As for the fight itself, Denning said he hopes that Erickson enters the cage with a game plan, indicating that his former teacher is at his best when he’s winging it.

Of course, Erickson has never been able to read a blueprint in his 10-year MMA career as detailed as the one he’ll have at his disposal against Denning.

“Jesse knows that there’s respect there because he was my coach,” Denning said. “He knows what I can do. He knows what I’m capable of. He taught me it all. My biggest focus right now is May 14th. Whether it lasts the whole three five-minute rounds or it lasts a minute, I don’t care. I’m going to give what everyone wants to see. And I’m still gonna do that until I can’t fucking move anymore.”

Denning also doesn’t plan on stopping anytime soon regardless of the outcome of this fight.
........
## [Requirement A]
According to the article about Denning's fight with Erickson, what date does Denning call his biggest focus?
## [Requirement B]
In the article about Denning's fight with Erickson, reproduce the passage starting at "As for the fight" and ending at "disposal against Denning.".
## [Requirement C]
Write the next part of the article about Denning's fight with Erickson, picking up after its last sentence.
........
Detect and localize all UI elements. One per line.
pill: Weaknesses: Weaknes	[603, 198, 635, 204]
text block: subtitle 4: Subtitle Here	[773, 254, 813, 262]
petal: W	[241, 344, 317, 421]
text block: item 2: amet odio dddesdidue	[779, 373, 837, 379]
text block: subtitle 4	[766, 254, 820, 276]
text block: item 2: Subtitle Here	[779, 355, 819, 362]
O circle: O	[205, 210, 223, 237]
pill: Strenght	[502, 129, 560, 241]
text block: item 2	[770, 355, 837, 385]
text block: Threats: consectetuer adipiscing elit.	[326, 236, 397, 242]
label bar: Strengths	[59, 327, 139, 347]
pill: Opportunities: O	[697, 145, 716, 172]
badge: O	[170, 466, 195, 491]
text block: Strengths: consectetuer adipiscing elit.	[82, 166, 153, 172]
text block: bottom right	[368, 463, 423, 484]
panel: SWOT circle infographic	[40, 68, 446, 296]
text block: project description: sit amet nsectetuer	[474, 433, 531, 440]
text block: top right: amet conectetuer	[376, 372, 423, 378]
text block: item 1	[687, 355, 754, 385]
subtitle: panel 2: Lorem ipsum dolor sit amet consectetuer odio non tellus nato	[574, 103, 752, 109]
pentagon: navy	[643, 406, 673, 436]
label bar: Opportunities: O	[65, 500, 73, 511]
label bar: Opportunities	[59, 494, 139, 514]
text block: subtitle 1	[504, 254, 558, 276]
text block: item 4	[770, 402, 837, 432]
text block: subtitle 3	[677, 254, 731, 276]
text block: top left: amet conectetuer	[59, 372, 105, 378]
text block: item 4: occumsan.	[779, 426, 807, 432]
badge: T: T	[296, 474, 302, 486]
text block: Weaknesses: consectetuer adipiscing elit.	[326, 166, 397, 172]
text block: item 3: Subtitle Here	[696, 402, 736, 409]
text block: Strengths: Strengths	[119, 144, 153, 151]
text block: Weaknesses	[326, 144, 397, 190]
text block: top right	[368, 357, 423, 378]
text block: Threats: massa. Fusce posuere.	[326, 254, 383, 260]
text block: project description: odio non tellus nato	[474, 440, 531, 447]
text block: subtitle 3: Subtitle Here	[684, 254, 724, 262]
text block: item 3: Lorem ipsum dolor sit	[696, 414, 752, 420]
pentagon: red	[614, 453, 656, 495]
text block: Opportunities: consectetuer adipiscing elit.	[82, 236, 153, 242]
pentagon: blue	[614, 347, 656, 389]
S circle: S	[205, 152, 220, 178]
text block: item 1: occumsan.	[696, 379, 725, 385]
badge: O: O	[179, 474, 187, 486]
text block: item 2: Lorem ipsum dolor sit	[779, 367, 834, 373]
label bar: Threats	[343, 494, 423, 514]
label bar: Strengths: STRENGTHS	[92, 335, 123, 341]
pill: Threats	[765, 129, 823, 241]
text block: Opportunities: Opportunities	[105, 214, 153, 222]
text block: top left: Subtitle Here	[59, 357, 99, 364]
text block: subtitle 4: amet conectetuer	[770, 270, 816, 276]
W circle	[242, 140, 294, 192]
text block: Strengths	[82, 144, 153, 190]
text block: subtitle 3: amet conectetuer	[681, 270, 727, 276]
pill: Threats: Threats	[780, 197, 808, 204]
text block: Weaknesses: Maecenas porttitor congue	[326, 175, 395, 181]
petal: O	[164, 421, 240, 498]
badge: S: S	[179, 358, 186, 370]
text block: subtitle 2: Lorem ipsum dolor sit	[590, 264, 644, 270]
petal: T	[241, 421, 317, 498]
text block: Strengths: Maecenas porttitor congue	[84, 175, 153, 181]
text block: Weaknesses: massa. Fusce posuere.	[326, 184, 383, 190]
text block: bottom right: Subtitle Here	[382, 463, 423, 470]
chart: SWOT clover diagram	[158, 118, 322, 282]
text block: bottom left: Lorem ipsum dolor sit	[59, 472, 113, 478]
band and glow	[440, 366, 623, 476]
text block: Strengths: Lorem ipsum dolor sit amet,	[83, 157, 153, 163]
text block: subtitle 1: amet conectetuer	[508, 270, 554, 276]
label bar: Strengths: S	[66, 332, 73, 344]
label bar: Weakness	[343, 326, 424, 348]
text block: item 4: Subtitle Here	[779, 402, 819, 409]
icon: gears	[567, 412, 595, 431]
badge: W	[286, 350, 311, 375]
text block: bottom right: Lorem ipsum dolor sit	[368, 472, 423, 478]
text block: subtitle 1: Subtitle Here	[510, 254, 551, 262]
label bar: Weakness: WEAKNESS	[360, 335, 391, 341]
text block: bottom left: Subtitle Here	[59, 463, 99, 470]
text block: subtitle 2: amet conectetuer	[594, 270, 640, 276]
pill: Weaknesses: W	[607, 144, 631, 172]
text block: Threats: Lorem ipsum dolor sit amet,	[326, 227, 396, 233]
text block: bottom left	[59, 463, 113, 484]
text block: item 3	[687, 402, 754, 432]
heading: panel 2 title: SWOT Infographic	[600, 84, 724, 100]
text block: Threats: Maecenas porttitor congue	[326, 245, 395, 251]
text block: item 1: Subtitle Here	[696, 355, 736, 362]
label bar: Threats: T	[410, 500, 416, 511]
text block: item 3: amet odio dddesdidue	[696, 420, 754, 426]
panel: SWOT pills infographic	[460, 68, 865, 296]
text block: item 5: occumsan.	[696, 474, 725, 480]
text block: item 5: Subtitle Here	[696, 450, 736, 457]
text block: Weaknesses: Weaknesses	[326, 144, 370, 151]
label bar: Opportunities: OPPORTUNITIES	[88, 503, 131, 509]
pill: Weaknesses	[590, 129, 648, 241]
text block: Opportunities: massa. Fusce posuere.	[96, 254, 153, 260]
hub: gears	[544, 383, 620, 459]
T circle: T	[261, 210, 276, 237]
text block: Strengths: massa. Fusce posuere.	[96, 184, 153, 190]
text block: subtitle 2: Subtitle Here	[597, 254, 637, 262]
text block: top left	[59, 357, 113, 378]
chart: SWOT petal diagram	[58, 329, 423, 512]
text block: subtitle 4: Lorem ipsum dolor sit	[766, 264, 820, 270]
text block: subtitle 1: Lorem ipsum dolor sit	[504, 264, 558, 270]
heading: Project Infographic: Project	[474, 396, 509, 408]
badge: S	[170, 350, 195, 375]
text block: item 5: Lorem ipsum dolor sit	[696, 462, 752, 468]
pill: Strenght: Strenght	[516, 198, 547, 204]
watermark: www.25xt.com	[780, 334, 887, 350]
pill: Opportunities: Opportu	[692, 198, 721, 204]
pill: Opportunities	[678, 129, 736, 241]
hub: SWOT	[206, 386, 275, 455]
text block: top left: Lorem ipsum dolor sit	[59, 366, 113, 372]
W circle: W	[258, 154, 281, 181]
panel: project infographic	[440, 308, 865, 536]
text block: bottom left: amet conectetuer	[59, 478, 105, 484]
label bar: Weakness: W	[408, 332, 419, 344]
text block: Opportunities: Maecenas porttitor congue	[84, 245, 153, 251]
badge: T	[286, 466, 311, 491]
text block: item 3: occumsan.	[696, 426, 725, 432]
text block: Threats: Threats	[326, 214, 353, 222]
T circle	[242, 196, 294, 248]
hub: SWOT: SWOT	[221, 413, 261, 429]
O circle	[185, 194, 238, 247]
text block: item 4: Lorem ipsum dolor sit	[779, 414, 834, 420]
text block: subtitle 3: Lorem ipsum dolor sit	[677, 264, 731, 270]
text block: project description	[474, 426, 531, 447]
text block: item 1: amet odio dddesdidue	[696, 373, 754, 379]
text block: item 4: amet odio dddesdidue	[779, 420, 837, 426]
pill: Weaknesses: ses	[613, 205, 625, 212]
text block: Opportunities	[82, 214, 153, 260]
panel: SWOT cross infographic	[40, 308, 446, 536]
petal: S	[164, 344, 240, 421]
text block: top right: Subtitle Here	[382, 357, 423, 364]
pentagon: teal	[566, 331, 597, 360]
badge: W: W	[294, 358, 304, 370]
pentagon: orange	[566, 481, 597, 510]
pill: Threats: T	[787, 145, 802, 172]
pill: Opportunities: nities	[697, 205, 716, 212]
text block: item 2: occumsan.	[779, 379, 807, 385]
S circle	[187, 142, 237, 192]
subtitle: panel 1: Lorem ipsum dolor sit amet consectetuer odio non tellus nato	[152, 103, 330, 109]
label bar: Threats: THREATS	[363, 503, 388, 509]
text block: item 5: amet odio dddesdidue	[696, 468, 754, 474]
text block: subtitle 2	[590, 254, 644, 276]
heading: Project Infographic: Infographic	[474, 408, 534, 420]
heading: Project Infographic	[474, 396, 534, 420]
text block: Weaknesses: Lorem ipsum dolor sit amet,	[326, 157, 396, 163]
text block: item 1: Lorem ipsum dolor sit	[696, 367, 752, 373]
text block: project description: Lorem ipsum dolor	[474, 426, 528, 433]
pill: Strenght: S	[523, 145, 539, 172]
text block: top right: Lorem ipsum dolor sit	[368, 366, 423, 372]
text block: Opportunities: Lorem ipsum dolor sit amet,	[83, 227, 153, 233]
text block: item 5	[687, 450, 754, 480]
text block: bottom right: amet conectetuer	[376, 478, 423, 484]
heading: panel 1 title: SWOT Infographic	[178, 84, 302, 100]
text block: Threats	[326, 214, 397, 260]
........
## [Task response A]
May 14th

## [Task response B]
As for the fight itself, Denning said he hopes that Erickson enters the cage with a game plan, indicating that his former teacher is at his best when he’s winging it.

Of course, Erickson has never been able to read a blueprint in his 10-year MMA career as detailed as the one he’ll have at his disposal against Denning.

## [Task response C]
“You just saw how emotional I was about the sport and how impactful it is on my life. Why would I want to hang that up?” he asked Jarrell. “Sure, there’s some people that I’m probably gonna fight after Jesse that aren’t nearly as good so I can get some back in the win column and have some W’s. Cool. That’s the way this game works. There’s people there that suck at fighting that still wanna fight me and think they can win and I’m gonna mop them and walk through ’em because I fought all the guys like who I’ve fought already. I still have a solid purple belt underneath the best jiu-jitsu-slash-MMA school in the Lewiston/Auburn area.”

Win or lose, Denning hopes his success in giving up alcohol and hard drugs, becoming a family man and continuing his career will inspire others.

“I’m never gonna focus on the negativity in my life ever again,” he said. “The world’s your oyster, man. Life’s a garden. Dig it. Go out there and fucking make something of it, because that hourglass isn’t getting tipped back over and you can’t get any of that sand back. This is the nature of the beast. You’re only here once.”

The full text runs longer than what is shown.